**The problem**
Lines that hold the word "Edinburgh" should be located and copied.
* begin Listing *
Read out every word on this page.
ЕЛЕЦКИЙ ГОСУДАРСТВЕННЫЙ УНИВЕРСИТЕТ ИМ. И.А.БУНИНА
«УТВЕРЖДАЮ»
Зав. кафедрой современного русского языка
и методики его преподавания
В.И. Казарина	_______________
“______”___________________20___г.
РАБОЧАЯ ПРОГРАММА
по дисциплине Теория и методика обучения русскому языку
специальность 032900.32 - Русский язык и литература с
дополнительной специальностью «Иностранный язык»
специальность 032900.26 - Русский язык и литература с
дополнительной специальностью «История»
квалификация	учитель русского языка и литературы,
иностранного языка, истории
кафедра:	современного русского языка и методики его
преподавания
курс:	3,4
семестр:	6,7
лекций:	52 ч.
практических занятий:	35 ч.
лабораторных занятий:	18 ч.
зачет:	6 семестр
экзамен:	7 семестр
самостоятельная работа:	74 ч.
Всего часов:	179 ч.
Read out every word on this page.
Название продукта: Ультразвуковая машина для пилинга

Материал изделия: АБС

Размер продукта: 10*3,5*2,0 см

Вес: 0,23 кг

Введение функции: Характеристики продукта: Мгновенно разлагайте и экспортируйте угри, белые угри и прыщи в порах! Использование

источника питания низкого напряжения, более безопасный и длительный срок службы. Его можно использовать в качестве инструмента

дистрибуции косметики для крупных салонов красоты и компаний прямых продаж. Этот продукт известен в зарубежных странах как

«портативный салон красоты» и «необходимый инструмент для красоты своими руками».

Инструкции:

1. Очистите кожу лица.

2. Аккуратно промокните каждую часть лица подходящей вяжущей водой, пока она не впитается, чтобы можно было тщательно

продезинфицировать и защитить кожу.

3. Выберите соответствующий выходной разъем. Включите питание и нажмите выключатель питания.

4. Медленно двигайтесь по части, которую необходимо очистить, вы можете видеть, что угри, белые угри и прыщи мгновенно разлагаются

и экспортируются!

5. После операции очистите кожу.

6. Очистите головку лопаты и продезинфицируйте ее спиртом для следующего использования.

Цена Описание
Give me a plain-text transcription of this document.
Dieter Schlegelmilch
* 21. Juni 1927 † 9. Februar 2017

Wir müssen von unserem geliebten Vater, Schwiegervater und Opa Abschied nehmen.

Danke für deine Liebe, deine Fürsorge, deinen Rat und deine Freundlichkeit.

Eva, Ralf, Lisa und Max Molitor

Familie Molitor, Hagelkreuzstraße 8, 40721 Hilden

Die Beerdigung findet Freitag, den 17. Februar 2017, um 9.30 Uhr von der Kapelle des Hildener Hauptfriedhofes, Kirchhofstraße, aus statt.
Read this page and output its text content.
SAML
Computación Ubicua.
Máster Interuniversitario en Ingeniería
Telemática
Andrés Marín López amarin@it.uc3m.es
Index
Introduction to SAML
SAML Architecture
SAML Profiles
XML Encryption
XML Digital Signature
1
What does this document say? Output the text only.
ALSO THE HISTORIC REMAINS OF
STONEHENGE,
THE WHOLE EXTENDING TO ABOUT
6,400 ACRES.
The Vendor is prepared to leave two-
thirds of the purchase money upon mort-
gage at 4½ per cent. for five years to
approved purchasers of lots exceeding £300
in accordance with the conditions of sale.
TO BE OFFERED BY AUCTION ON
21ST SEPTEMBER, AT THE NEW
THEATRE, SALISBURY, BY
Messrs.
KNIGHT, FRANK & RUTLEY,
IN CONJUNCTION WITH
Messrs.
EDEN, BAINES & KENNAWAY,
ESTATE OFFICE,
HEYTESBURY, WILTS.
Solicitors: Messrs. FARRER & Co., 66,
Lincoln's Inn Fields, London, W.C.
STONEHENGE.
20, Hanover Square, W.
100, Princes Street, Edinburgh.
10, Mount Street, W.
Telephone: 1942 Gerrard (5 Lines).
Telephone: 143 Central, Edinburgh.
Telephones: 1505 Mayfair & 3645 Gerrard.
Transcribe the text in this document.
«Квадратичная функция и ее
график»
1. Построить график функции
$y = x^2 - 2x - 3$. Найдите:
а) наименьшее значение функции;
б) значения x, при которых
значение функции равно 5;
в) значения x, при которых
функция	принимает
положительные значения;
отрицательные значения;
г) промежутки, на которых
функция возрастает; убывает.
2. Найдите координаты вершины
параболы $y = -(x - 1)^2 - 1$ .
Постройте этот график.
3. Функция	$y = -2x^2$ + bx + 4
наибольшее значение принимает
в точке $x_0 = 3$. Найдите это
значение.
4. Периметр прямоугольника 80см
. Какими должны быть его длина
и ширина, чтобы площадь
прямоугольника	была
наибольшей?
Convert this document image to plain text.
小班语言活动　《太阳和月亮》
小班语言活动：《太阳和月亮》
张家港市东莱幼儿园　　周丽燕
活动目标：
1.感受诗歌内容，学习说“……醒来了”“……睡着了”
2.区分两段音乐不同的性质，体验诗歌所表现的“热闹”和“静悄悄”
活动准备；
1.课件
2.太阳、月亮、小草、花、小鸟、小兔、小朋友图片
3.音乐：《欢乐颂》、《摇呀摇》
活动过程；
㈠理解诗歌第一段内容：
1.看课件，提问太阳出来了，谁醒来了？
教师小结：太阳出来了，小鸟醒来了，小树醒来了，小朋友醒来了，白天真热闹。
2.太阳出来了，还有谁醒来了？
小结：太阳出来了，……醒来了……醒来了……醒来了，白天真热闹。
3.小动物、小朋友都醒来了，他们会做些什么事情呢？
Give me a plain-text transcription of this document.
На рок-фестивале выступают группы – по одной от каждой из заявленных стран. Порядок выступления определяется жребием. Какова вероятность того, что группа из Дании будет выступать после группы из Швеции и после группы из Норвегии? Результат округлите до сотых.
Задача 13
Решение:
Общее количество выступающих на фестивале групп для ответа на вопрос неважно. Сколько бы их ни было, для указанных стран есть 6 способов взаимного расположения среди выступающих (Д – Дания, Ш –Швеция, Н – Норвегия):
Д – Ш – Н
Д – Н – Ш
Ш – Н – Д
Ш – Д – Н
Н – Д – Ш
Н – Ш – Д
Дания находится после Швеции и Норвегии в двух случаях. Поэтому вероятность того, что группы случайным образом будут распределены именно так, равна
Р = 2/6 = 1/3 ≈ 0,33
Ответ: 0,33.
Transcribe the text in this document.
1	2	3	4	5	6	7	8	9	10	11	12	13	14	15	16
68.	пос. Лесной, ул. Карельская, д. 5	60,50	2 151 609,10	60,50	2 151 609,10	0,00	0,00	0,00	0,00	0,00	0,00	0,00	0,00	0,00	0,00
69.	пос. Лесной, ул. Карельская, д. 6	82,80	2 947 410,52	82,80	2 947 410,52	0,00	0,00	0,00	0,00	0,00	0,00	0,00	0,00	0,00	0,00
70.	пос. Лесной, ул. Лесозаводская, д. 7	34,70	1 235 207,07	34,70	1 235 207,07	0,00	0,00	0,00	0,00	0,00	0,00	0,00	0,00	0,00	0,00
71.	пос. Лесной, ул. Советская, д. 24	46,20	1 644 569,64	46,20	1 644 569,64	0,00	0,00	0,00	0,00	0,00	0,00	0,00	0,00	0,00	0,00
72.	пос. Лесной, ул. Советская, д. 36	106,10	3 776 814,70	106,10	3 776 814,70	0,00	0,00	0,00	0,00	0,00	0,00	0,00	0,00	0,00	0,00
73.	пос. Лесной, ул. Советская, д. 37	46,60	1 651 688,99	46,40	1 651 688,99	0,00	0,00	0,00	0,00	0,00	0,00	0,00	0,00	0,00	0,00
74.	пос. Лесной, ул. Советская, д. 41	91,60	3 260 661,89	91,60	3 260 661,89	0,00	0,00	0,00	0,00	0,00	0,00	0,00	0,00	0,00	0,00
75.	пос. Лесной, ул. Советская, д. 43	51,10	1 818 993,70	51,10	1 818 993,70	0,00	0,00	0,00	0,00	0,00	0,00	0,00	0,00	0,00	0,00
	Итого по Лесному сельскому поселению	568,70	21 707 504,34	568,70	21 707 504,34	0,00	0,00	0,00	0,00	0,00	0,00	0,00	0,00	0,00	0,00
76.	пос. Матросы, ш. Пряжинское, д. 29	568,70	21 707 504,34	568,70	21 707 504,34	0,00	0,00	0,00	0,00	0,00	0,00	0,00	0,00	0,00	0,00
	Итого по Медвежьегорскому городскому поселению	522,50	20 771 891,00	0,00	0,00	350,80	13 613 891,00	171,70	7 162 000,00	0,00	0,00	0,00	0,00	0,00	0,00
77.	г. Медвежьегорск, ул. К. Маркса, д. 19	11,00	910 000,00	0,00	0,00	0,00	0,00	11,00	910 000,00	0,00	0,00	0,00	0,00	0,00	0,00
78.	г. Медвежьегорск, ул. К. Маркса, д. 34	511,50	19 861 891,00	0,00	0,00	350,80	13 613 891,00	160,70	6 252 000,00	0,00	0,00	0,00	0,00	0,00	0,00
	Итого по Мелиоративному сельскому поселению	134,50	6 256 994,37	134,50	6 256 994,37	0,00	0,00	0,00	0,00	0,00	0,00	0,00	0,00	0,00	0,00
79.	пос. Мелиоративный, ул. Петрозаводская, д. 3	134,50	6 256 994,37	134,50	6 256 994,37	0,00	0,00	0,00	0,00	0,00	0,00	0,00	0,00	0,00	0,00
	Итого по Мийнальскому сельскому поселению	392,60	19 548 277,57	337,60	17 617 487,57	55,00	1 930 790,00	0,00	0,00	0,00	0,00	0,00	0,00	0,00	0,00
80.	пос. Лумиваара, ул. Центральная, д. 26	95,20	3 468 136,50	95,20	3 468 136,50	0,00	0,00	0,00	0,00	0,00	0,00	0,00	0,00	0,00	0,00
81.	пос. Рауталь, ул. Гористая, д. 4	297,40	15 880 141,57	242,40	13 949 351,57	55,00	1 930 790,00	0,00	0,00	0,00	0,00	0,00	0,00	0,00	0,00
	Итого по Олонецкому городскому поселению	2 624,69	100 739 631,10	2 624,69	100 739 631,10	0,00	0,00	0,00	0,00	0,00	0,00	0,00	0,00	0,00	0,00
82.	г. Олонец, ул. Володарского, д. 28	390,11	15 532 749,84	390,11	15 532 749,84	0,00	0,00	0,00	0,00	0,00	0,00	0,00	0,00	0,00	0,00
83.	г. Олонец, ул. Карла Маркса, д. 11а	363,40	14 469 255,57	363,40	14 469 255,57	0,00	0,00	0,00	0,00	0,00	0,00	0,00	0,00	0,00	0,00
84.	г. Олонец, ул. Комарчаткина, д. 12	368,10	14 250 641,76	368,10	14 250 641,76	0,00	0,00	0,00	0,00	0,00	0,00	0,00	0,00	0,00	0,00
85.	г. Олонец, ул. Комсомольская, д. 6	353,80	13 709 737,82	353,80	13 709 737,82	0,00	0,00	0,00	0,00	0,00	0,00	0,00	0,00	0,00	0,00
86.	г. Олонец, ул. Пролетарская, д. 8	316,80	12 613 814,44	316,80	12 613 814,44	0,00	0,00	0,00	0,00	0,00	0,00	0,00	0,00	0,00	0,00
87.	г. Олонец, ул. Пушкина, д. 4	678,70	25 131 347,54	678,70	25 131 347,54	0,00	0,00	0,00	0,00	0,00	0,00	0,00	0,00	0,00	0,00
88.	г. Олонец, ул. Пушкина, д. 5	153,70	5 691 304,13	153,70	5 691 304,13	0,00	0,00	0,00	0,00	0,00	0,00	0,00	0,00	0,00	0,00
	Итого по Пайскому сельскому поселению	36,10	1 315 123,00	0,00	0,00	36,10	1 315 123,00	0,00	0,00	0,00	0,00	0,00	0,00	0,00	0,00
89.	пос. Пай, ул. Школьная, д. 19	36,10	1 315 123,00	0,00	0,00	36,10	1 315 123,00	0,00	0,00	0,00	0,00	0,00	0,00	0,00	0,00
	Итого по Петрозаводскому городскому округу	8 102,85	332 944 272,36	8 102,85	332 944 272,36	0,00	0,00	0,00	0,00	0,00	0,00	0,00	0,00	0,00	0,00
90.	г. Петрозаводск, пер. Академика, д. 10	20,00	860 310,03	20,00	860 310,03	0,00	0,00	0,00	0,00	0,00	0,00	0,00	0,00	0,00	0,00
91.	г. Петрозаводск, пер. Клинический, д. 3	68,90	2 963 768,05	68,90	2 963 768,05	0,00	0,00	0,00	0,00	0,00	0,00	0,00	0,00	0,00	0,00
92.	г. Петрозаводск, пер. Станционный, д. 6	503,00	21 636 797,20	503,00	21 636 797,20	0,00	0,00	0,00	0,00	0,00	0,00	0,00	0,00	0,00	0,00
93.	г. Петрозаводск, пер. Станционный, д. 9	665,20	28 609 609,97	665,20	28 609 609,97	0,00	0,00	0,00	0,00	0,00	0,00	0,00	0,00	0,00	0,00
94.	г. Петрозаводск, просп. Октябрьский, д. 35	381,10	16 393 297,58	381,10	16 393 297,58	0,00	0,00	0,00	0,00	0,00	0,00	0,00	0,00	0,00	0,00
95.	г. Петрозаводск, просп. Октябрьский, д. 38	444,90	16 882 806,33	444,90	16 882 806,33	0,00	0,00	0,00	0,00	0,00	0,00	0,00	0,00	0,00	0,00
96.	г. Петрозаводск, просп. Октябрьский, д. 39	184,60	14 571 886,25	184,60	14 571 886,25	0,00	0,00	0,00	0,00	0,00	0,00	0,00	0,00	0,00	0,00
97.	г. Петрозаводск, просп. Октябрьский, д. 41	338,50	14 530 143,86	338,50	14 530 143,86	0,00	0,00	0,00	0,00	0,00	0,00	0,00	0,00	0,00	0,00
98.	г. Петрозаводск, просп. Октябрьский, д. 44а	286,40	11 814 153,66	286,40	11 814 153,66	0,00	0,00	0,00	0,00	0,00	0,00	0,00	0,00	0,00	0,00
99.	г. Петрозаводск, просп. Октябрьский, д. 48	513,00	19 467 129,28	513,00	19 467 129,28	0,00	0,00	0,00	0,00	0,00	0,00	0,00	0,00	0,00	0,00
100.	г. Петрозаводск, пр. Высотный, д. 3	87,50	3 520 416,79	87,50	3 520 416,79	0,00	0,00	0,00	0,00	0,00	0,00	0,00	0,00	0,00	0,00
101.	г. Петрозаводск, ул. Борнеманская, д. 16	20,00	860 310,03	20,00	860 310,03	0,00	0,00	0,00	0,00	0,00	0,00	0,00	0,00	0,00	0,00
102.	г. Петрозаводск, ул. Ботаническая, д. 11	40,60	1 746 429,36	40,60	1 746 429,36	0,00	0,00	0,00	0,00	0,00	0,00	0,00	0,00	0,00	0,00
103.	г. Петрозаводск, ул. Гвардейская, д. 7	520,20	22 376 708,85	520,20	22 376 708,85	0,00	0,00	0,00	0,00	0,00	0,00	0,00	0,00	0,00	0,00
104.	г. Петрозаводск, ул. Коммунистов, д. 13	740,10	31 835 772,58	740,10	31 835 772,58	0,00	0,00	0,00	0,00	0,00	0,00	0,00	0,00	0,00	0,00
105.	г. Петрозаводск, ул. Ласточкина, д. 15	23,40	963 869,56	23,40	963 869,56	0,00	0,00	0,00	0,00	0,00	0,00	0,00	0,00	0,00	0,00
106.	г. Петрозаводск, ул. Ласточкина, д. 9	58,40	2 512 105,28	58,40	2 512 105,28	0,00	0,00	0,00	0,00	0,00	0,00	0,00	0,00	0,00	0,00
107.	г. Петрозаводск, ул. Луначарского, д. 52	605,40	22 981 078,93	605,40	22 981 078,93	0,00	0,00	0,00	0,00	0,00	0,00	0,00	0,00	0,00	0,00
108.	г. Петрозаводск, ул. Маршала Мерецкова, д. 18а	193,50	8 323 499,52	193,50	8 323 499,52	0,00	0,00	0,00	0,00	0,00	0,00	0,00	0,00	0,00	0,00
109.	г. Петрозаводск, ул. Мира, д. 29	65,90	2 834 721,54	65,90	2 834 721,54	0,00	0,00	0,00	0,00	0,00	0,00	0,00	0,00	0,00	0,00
* end Listing *
**Answer to the task**
100, Princes Street, Edinburgh.
Telephone: 143 Central, Edinburgh.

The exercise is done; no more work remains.